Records

= = = = =

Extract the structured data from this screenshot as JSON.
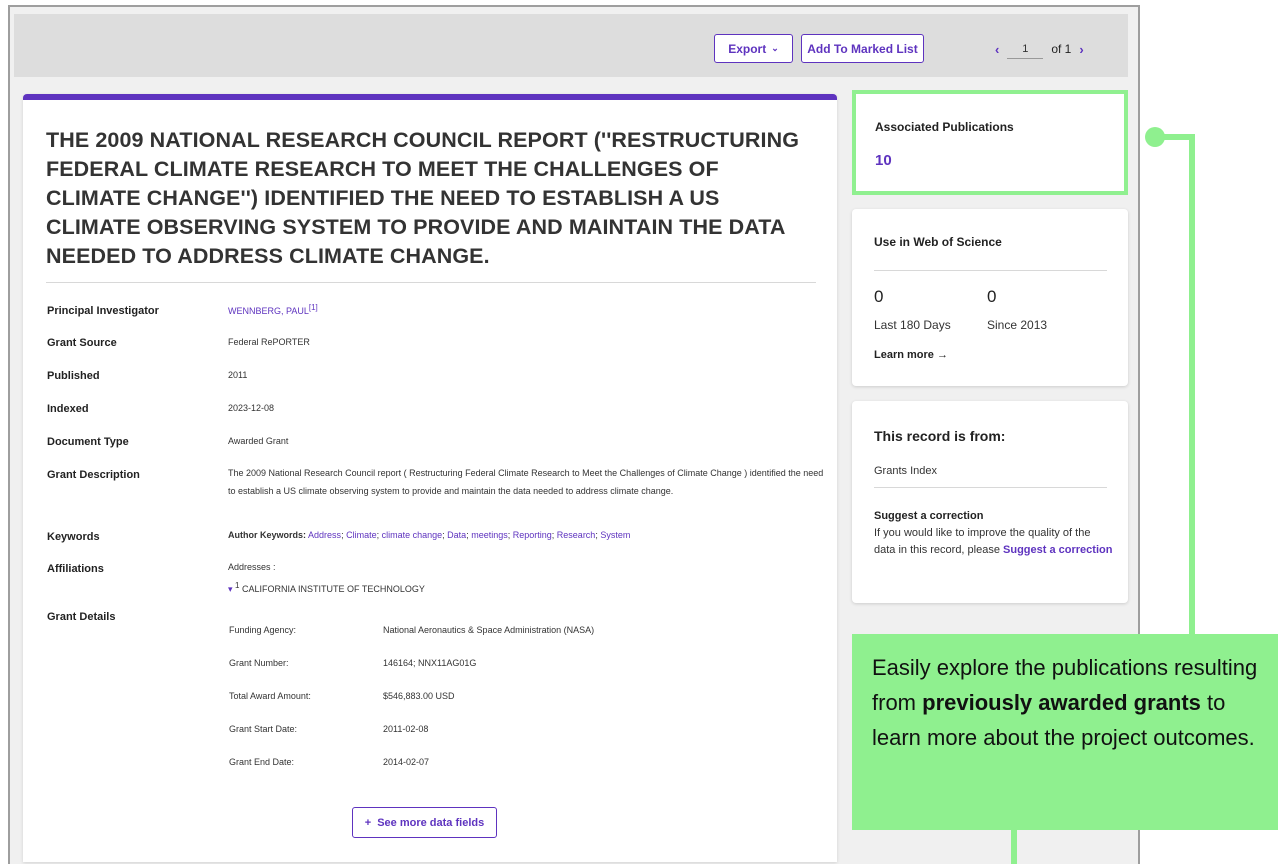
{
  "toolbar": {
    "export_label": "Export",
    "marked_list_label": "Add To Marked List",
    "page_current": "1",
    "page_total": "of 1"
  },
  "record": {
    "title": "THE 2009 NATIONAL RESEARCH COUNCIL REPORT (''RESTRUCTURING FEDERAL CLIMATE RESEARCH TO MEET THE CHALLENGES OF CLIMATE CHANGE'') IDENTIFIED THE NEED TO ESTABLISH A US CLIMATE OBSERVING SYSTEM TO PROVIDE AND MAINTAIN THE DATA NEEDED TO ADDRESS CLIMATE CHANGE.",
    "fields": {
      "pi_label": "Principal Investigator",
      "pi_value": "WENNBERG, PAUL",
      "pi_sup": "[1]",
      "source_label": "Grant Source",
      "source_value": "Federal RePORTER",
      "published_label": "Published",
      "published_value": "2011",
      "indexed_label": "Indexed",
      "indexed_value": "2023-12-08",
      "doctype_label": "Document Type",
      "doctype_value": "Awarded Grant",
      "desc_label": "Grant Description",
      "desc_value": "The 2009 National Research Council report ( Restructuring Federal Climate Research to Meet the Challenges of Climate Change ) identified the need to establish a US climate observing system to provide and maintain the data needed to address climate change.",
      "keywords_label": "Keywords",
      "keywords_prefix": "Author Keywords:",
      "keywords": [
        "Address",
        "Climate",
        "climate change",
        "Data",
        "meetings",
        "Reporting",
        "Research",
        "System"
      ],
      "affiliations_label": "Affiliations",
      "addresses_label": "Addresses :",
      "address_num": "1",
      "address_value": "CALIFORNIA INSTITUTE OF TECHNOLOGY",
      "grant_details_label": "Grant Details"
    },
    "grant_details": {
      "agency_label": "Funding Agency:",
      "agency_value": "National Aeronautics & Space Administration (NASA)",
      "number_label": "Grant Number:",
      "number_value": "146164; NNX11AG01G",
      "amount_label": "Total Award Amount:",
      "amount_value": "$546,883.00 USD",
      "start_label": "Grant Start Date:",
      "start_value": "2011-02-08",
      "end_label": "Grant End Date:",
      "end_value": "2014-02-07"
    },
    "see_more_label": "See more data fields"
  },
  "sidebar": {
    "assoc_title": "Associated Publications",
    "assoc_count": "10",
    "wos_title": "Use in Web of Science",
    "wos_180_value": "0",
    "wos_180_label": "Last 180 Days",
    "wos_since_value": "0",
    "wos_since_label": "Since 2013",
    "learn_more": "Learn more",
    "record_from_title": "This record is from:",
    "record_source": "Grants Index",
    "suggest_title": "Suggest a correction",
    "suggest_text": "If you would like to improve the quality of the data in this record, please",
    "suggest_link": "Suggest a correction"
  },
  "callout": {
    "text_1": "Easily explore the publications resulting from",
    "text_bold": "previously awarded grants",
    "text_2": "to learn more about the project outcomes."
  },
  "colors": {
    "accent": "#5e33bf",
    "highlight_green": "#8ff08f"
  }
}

= = = = =

EXERCISE PROMPT:
Reproduce the data word for word, excluding its pictures.

RESPONSE:
Extract the structured data from this screenshot as JSON.
{
  "toolbar": {
    "export_label": "Export",
    "marked_list_label": "Add To Marked List",
    "page_current": "1",
    "page_total": "of 1"
  },
  "record": {
    "title": "THE 2009 NATIONAL RESEARCH COUNCIL REPORT (''RESTRUCTURING FEDERAL CLIMATE RESEARCH TO MEET THE CHALLENGES OF CLIMATE CHANGE'') IDENTIFIED THE NEED TO ESTABLISH A US CLIMATE OBSERVING SYSTEM TO PROVIDE AND MAINTAIN THE DATA NEEDED TO ADDRESS CLIMATE CHANGE.",
    "fields": {
      "pi_label": "Principal Investigator",
      "pi_value": "WENNBERG, PAUL",
      "pi_sup": "[1]",
      "source_label": "Grant Source",
      "source_value": "Federal RePORTER",
      "published_label": "Published",
      "published_value": "2011",
      "indexed_label": "Indexed",
      "indexed_value": "2023-12-08",
      "doctype_label": "Document Type",
      "doctype_value": "Awarded Grant",
      "desc_label": "Grant Description",
      "desc_value": "The 2009 National Research Council report ( Restructuring Federal Climate Research to Meet the Challenges of Climate Change ) identified the need to establish a US climate observing system to provide and maintain the data needed to address climate change.",
      "keywords_label": "Keywords",
      "keywords_prefix": "Author Keywords:",
      "keywords": [
        "Address",
        "Climate",
        "climate change",
        "Data",
        "meetings",
        "Reporting",
        "Research",
        "System"
      ],
      "affiliations_label": "Affiliations",
      "addresses_label": "Addresses :",
      "address_num": "1",
      "address_value": "CALIFORNIA INSTITUTE OF TECHNOLOGY",
      "grant_details_label": "Grant Details"
    },
    "grant_details": {
      "agency_label": "Funding Agency:",
      "agency_value": "National Aeronautics & Space Administration (NASA)",
      "number_label": "Grant Number:",
      "number_value": "146164; NNX11AG01G",
      "amount_label": "Total Award Amount:",
      "amount_value": "$546,883.00 USD",
      "start_label": "Grant Start Date:",
      "start_value": "2011-02-08",
      "end_label": "Grant End Date:",
      "end_value": "2014-02-07"
    },
    "see_more_label": "See more data fields"
  },
  "sidebar": {
    "assoc_title": "Associated Publications",
    "assoc_count": "10",
    "wos_title": "Use in Web of Science",
    "wos_180_value": "0",
    "wos_180_label": "Last 180 Days",
    "wos_since_value": "0",
    "wos_since_label": "Since 2013",
    "learn_more": "Learn more",
    "record_from_title": "This record is from:",
    "record_source": "Grants Index",
    "suggest_title": "Suggest a correction",
    "suggest_text": "If you would like to improve the quality of the data in this record, please",
    "suggest_link": "Suggest a correction"
  },
  "callout": {
    "text_1": "Easily explore the publications resulting from",
    "text_bold": "previously awarded grants",
    "text_2": "to learn more about the project outcomes."
  },
  "colors": {
    "accent": "#5e33bf",
    "highlight_green": "#8ff08f"
  }
}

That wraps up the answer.